# DATASET RECORDS start

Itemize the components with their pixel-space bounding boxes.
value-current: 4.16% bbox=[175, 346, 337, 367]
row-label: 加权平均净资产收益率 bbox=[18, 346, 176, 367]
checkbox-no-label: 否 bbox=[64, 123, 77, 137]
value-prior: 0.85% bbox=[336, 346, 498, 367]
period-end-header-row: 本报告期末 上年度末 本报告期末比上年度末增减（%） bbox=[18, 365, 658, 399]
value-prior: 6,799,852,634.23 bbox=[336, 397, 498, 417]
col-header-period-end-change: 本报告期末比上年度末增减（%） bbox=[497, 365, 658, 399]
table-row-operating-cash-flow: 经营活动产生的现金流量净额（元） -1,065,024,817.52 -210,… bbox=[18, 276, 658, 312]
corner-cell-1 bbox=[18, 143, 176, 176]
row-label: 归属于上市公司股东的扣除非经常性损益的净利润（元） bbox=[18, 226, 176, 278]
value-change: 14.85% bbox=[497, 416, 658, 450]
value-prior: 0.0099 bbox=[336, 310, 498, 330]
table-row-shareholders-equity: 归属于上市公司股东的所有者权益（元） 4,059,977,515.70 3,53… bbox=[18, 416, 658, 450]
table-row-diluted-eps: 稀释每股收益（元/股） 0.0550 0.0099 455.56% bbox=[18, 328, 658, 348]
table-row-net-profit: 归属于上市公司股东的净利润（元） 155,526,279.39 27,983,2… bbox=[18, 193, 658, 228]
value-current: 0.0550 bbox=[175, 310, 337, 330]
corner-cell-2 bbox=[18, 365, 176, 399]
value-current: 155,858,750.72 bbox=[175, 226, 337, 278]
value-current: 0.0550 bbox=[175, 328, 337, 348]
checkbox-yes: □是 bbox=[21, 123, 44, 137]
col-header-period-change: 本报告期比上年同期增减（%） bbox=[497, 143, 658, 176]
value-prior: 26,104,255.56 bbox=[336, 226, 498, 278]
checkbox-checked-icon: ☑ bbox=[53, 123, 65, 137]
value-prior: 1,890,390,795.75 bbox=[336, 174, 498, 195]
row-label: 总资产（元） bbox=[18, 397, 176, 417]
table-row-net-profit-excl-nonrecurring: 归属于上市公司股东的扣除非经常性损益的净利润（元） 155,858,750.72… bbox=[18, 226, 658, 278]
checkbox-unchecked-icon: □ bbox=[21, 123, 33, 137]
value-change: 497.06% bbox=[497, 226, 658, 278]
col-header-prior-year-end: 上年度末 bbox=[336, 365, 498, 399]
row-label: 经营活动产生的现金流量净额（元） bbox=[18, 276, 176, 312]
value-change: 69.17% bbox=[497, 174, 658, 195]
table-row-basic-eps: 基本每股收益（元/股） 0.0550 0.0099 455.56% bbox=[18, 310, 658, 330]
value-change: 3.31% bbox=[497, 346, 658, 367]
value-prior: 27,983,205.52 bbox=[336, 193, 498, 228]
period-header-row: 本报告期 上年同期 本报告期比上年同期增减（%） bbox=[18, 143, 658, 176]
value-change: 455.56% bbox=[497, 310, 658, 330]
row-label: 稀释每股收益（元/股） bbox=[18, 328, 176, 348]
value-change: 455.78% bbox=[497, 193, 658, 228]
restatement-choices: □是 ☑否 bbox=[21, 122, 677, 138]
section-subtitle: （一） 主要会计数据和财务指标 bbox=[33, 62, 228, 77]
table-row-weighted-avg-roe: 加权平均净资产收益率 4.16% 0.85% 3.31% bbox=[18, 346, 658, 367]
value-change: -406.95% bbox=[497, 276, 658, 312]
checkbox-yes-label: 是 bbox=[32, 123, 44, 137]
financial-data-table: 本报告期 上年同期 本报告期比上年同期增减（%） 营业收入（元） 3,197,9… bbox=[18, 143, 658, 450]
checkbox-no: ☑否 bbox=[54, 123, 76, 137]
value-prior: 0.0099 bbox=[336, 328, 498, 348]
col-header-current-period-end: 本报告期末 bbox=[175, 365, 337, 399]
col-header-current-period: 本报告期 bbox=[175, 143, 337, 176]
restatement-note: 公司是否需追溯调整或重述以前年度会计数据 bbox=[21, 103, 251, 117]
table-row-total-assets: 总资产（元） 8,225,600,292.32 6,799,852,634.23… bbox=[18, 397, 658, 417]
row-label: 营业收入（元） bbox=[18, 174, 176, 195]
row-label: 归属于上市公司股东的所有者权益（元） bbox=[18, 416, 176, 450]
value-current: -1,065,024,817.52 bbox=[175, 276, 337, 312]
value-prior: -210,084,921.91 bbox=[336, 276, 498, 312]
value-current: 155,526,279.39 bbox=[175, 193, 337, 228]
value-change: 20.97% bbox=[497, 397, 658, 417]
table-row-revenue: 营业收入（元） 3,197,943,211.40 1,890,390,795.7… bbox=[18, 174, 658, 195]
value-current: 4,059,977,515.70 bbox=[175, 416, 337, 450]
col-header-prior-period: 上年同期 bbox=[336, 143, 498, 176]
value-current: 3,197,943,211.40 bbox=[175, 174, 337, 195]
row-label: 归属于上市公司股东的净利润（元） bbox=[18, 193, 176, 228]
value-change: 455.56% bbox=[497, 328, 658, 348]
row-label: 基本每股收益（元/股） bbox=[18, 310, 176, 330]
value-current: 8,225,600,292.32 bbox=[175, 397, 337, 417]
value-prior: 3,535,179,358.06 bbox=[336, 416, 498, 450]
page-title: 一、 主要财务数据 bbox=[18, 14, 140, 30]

# DATASET RECORDS end

Copy the records above line for line, with every character unchanged.

— ANSWER TO THIS PROBLEM —
Itemize the components with their pixel-space bounding boxes.
value-current: 4.16% bbox=[175, 346, 337, 367]
row-label: 加权平均净资产收益率 bbox=[18, 346, 176, 367]
checkbox-no-label: 否 bbox=[64, 123, 77, 137]
value-prior: 0.85% bbox=[336, 346, 498, 367]
period-end-header-row: 本报告期末 上年度末 本报告期末比上年度末增减（%） bbox=[18, 365, 658, 399]
value-prior: 6,799,852,634.23 bbox=[336, 397, 498, 417]
col-header-period-end-change: 本报告期末比上年度末增减（%） bbox=[497, 365, 658, 399]
table-row-operating-cash-flow: 经营活动产生的现金流量净额（元） -1,065,024,817.52 -210,… bbox=[18, 276, 658, 312]
corner-cell-1 bbox=[18, 143, 176, 176]
row-label: 归属于上市公司股东的扣除非经常性损益的净利润（元） bbox=[18, 226, 176, 278]
value-change: 14.85% bbox=[497, 416, 658, 450]
value-prior: 0.0099 bbox=[336, 310, 498, 330]
table-row-shareholders-equity: 归属于上市公司股东的所有者权益（元） 4,059,977,515.70 3,53… bbox=[18, 416, 658, 450]
table-row-diluted-eps: 稀释每股收益（元/股） 0.0550 0.0099 455.56% bbox=[18, 328, 658, 348]
table-row-net-profit: 归属于上市公司股东的净利润（元） 155,526,279.39 27,983,2… bbox=[18, 193, 658, 228]
value-current: 0.0550 bbox=[175, 310, 337, 330]
corner-cell-2 bbox=[18, 365, 176, 399]
value-current: 155,858,750.72 bbox=[175, 226, 337, 278]
value-current: 0.0550 bbox=[175, 328, 337, 348]
checkbox-yes: □是 bbox=[21, 123, 44, 137]
col-header-period-change: 本报告期比上年同期增减（%） bbox=[497, 143, 658, 176]
value-prior: 26,104,255.56 bbox=[336, 226, 498, 278]
checkbox-checked-icon: ☑ bbox=[53, 123, 65, 137]
value-prior: 1,890,390,795.75 bbox=[336, 174, 498, 195]
row-label: 总资产（元） bbox=[18, 397, 176, 417]
table-row-net-profit-excl-nonrecurring: 归属于上市公司股东的扣除非经常性损益的净利润（元） 155,858,750.72… bbox=[18, 226, 658, 278]
checkbox-unchecked-icon: □ bbox=[21, 123, 33, 137]
value-change: 497.06% bbox=[497, 226, 658, 278]
col-header-prior-year-end: 上年度末 bbox=[336, 365, 498, 399]
row-label: 经营活动产生的现金流量净额（元） bbox=[18, 276, 176, 312]
value-change: 69.17% bbox=[497, 174, 658, 195]
table-row-basic-eps: 基本每股收益（元/股） 0.0550 0.0099 455.56% bbox=[18, 310, 658, 330]
value-change: 3.31% bbox=[497, 346, 658, 367]
value-prior: 27,983,205.52 bbox=[336, 193, 498, 228]
period-header-row: 本报告期 上年同期 本报告期比上年同期增减（%） bbox=[18, 143, 658, 176]
value-change: 455.56% bbox=[497, 310, 658, 330]
row-label: 稀释每股收益（元/股） bbox=[18, 328, 176, 348]
value-change: 455.78% bbox=[497, 193, 658, 228]
restatement-choices: □是 ☑否 bbox=[21, 122, 677, 138]
section-subtitle: （一） 主要会计数据和财务指标 bbox=[33, 62, 228, 77]
table-row-weighted-avg-roe: 加权平均净资产收益率 4.16% 0.85% 3.31% bbox=[18, 346, 658, 367]
value-change: -406.95% bbox=[497, 276, 658, 312]
checkbox-yes-label: 是 bbox=[32, 123, 44, 137]
financial-data-table: 本报告期 上年同期 本报告期比上年同期增减（%） 营业收入（元） 3,197,9… bbox=[18, 143, 658, 450]
checkbox-no: ☑否 bbox=[54, 123, 76, 137]
value-prior: 0.0099 bbox=[336, 328, 498, 348]
col-header-current-period-end: 本报告期末 bbox=[175, 365, 337, 399]
col-header-current-period: 本报告期 bbox=[175, 143, 337, 176]
restatement-note: 公司是否需追溯调整或重述以前年度会计数据 bbox=[21, 103, 251, 117]
table-row-total-assets: 总资产（元） 8,225,600,292.32 6,799,852,634.23… bbox=[18, 397, 658, 417]
row-label: 营业收入（元） bbox=[18, 174, 176, 195]
row-label: 归属于上市公司股东的所有者权益（元） bbox=[18, 416, 176, 450]
value-current: -1,065,024,817.52 bbox=[175, 276, 337, 312]
value-prior: -210,084,921.91 bbox=[336, 276, 498, 312]
value-current: 155,526,279.39 bbox=[175, 193, 337, 228]
value-change: 20.97% bbox=[497, 397, 658, 417]
table-row-revenue: 营业收入（元） 3,197,943,211.40 1,890,390,795.7… bbox=[18, 174, 658, 195]
value-current: 4,059,977,515.70 bbox=[175, 416, 337, 450]
col-header-prior-period: 上年同期 bbox=[336, 143, 498, 176]
value-current: 3,197,943,211.40 bbox=[175, 174, 337, 195]
row-label: 归属于上市公司股东的净利润（元） bbox=[18, 193, 176, 228]
value-change: 455.56% bbox=[497, 328, 658, 348]
row-label: 基本每股收益（元/股） bbox=[18, 310, 176, 330]
value-current: 8,225,600,292.32 bbox=[175, 397, 337, 417]
value-prior: 3,535,179,358.06 bbox=[336, 416, 498, 450]
page-title: 一、 主要财务数据 bbox=[18, 14, 140, 30]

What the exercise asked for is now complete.